### Listed entries
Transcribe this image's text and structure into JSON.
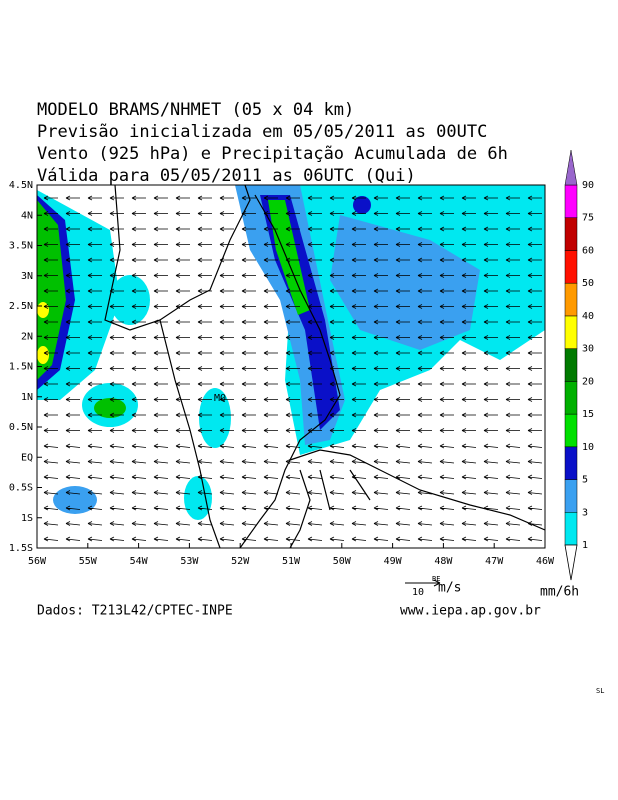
{
  "header": {
    "lines": [
      "MODELO BRAMS/NHMET (05 x 04 km)",
      "Previsão inicializada em 05/05/2011 as 00UTC",
      "Vento (925 hPa) e Precipitação Acumulada de 6h",
      "Válida para 05/05/2011 as 06UTC (Qui)"
    ]
  },
  "map": {
    "lon_labels": [
      "56W",
      "55W",
      "54W",
      "53W",
      "52W",
      "51W",
      "50W",
      "49W",
      "48W",
      "47W",
      "46W"
    ],
    "lat_labels": [
      "4.5N",
      "4N",
      "3.5N",
      "3N",
      "2.5N",
      "2N",
      "1.5N",
      "1N",
      "0.5N",
      "EQ",
      "0.5S",
      "1S",
      "1.5S"
    ],
    "place_label": "MQ"
  },
  "wind_reference": {
    "station": "BE",
    "speed": "10",
    "unit": "m/s"
  },
  "colorbar": {
    "levels": [
      1,
      3,
      5,
      10,
      15,
      20,
      30,
      40,
      50,
      60,
      75,
      90
    ],
    "colors": [
      "#00e8f0",
      "#3aa0f0",
      "#0a10c8",
      "#00e000",
      "#00b000",
      "#007a00",
      "#ffff00",
      "#ff9a00",
      "#ff1000",
      "#c00000",
      "#ff00ff"
    ],
    "top_color": "#9966cc",
    "unit": "mm/6h"
  },
  "footer": {
    "source": "Dados: T213L42/CPTEC-INPE",
    "website": "www.iepa.ap.gov.br",
    "corner": "SL"
  }
}
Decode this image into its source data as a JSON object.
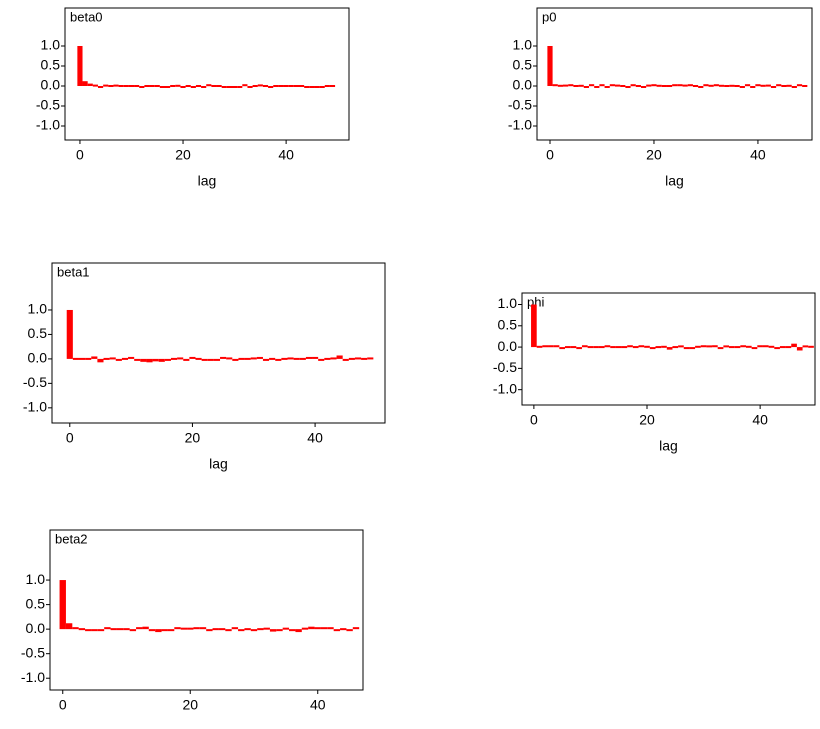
{
  "chart_data": [
    {
      "type": "bar",
      "title": "beta0",
      "xlabel": "lag",
      "color": "#ff0000",
      "x": [
        0,
        1,
        2,
        3,
        4,
        5,
        6,
        7,
        8,
        9,
        10,
        11,
        12,
        13,
        14,
        15,
        16,
        17,
        18,
        19,
        20,
        21,
        22,
        23,
        24,
        25,
        26,
        27,
        28,
        29,
        30,
        31,
        32,
        33,
        34,
        35,
        36,
        37,
        38,
        39,
        40,
        41,
        42,
        43,
        44,
        45,
        46,
        47,
        48,
        49
      ],
      "values": [
        1.0,
        0.12,
        0.06,
        0.01,
        -0.03,
        0.01,
        0.0,
        0.01,
        0.0,
        0.0,
        -0.01,
        0.0,
        -0.03,
        0.0,
        0.0,
        0.0,
        -0.04,
        -0.05,
        -0.02,
        0.03,
        -0.03,
        0.0,
        -0.04,
        0.0,
        -0.04,
        0.02,
        0.0,
        0.0,
        -0.03,
        -0.04,
        -0.04,
        -0.04,
        0.02,
        -0.03,
        0.0,
        0.04,
        0.0,
        -0.03,
        0.0,
        0.0,
        -0.01,
        0.0,
        0.0,
        0.0,
        -0.04,
        -0.04,
        -0.05,
        -0.04,
        0.0,
        0.0
      ],
      "xlim": [
        -2.9,
        52.2
      ],
      "ylim": [
        -1.35,
        1.95
      ],
      "xticks": [
        0,
        20,
        40
      ],
      "yticks": [
        {
          "value": 1,
          "label": "1.0"
        },
        0.5,
        {
          "value": 0,
          "label": "0.0"
        },
        -0.5,
        {
          "value": -1,
          "label": "-1.0"
        }
      ]
    },
    {
      "type": "bar",
      "title": "p0",
      "xlabel": "lag",
      "color": "#ff0000",
      "x": [
        0,
        1,
        2,
        3,
        4,
        5,
        6,
        7,
        8,
        9,
        10,
        11,
        12,
        13,
        14,
        15,
        16,
        17,
        18,
        19,
        20,
        21,
        22,
        23,
        24,
        25,
        26,
        27,
        28,
        29,
        30,
        31,
        32,
        33,
        34,
        35,
        36,
        37,
        38,
        39,
        40,
        41,
        42,
        43,
        44,
        45,
        46,
        47,
        48,
        49
      ],
      "values": [
        1.0,
        0.02,
        0.03,
        0.01,
        0.02,
        -0.02,
        0.03,
        -0.05,
        0.02,
        -0.03,
        0.02,
        -0.03,
        0.02,
        0.01,
        0.0,
        -0.03,
        0.02,
        0.0,
        -0.03,
        0.01,
        0.02,
        0.03,
        0.0,
        -0.01,
        0.02,
        0.02,
        0.01,
        0.02,
        -0.02,
        -0.03,
        0.02,
        0.03,
        0.02,
        0.03,
        -0.02,
        0.03,
        0.0,
        -0.04,
        0.02,
        -0.03,
        0.02,
        0.03,
        0.01,
        -0.04,
        0.02,
        -0.02,
        0.03,
        -0.03,
        0.02,
        0.0
      ],
      "xlim": [
        -2.5,
        50.4
      ],
      "ylim": [
        -1.35,
        1.95
      ],
      "xticks": [
        0,
        20,
        40
      ],
      "yticks": [
        {
          "value": 1,
          "label": "1.0"
        },
        0.5,
        {
          "value": 0,
          "label": "0.0"
        },
        -0.5,
        {
          "value": -1,
          "label": "-1.0"
        }
      ]
    },
    {
      "type": "bar",
      "title": "beta1",
      "xlabel": "lag",
      "color": "#ff0000",
      "x": [
        0,
        1,
        2,
        3,
        4,
        5,
        6,
        7,
        8,
        9,
        10,
        11,
        12,
        13,
        14,
        15,
        16,
        17,
        18,
        19,
        20,
        21,
        22,
        23,
        24,
        25,
        26,
        27,
        28,
        29,
        30,
        31,
        32,
        33,
        34,
        35,
        36,
        37,
        38,
        39,
        40,
        41,
        42,
        43,
        44,
        45,
        46,
        47,
        48,
        49
      ],
      "values": [
        1.0,
        0.0,
        0.0,
        0.0,
        0.05,
        -0.07,
        0.0,
        0.03,
        -0.03,
        0.0,
        0.02,
        -0.03,
        -0.06,
        -0.07,
        -0.05,
        -0.06,
        -0.03,
        -0.02,
        0.03,
        -0.03,
        0.02,
        0.0,
        -0.03,
        -0.03,
        -0.03,
        0.02,
        0.03,
        -0.03,
        0.0,
        0.0,
        0.03,
        0.04,
        -0.03,
        0.0,
        -0.03,
        -0.02,
        0.03,
        0.0,
        0.0,
        0.04,
        0.02,
        -0.03,
        -0.02,
        0.03,
        0.07,
        -0.03,
        -0.02,
        0.03,
        0.0,
        0.03
      ],
      "xlim": [
        -2.9,
        51.4
      ],
      "ylim": [
        -1.31,
        1.96
      ],
      "xticks": [
        0,
        20,
        40
      ],
      "yticks": [
        {
          "value": 1,
          "label": "1.0"
        },
        0.5,
        {
          "value": 0,
          "label": "0.0"
        },
        -0.5,
        {
          "value": -1,
          "label": "-1.0"
        }
      ]
    },
    {
      "type": "bar",
      "title": "phi",
      "xlabel": "lag",
      "color": "#ff0000",
      "x": [
        0,
        1,
        2,
        3,
        4,
        5,
        6,
        7,
        8,
        9,
        10,
        11,
        12,
        13,
        14,
        15,
        16,
        17,
        18,
        19,
        20,
        21,
        22,
        23,
        24,
        25,
        26,
        27,
        28,
        29,
        30,
        31,
        32,
        33,
        34,
        35,
        36,
        37,
        38,
        39,
        40,
        41,
        42,
        43,
        44,
        45,
        46,
        47,
        48,
        49
      ],
      "values": [
        1.0,
        0.03,
        0.02,
        0.02,
        0.02,
        -0.03,
        -0.02,
        -0.02,
        -0.03,
        0.02,
        -0.02,
        -0.02,
        0.0,
        0.02,
        0.0,
        0.0,
        0.0,
        0.02,
        0.0,
        0.02,
        0.03,
        -0.04,
        -0.02,
        0.03,
        -0.06,
        -0.02,
        0.04,
        -0.03,
        -0.03,
        0.03,
        0.02,
        0.04,
        0.02,
        -0.03,
        0.04,
        -0.02,
        -0.02,
        0.02,
        0.03,
        -0.03,
        0.02,
        0.02,
        0.03,
        -0.03,
        0.0,
        0.0,
        0.08,
        -0.08,
        0.04,
        0.03
      ],
      "xlim": [
        -2.1,
        49.7
      ],
      "ylim": [
        -1.36,
        1.27
      ],
      "xticks": [
        0,
        20,
        40
      ],
      "yticks": [
        {
          "value": 1,
          "label": "1.0"
        },
        0.5,
        {
          "value": 0,
          "label": "0.0"
        },
        -0.5,
        {
          "value": -1,
          "label": "-1.0"
        }
      ]
    },
    {
      "type": "bar",
      "title": "beta2",
      "color": "#ff0000",
      "x": [
        0,
        1,
        2,
        3,
        4,
        5,
        6,
        7,
        8,
        9,
        10,
        11,
        12,
        13,
        14,
        15,
        16,
        17,
        18,
        19,
        20,
        21,
        22,
        23,
        24,
        25,
        26,
        27,
        28,
        29,
        30,
        31,
        32,
        33,
        34,
        35,
        36,
        37,
        38,
        39,
        40,
        41,
        42,
        43,
        44,
        45,
        46
      ],
      "values": [
        1.0,
        0.12,
        0.02,
        -0.02,
        -0.03,
        -0.03,
        -0.03,
        0.02,
        0.0,
        -0.02,
        0.0,
        -0.03,
        0.02,
        0.05,
        -0.03,
        -0.06,
        -0.04,
        -0.04,
        0.02,
        0.03,
        0.03,
        0.04,
        0.04,
        -0.04,
        0.0,
        0.0,
        -0.04,
        0.04,
        -0.04,
        0.0,
        -0.03,
        0.0,
        0.03,
        -0.05,
        -0.03,
        0.03,
        -0.03,
        -0.06,
        0.03,
        0.05,
        0.04,
        0.04,
        0.04,
        -0.04,
        0.0,
        -0.03,
        0.02
      ],
      "xlim": [
        -2.0,
        47.1
      ],
      "ylim": [
        -1.24,
        2.02
      ],
      "xticks": [
        0,
        20,
        40
      ],
      "yticks": [
        {
          "value": 1,
          "label": "1.0"
        },
        0.5,
        {
          "value": 0,
          "label": "0.0"
        },
        -0.5,
        {
          "value": -1,
          "label": "-1.0"
        }
      ]
    }
  ]
}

### Problem
List each line of the entries that holds the string "JSON".

### Solution to this problem
Transcribe this image's text and structure into JSON.
Decode this image into its source data as a JSON object.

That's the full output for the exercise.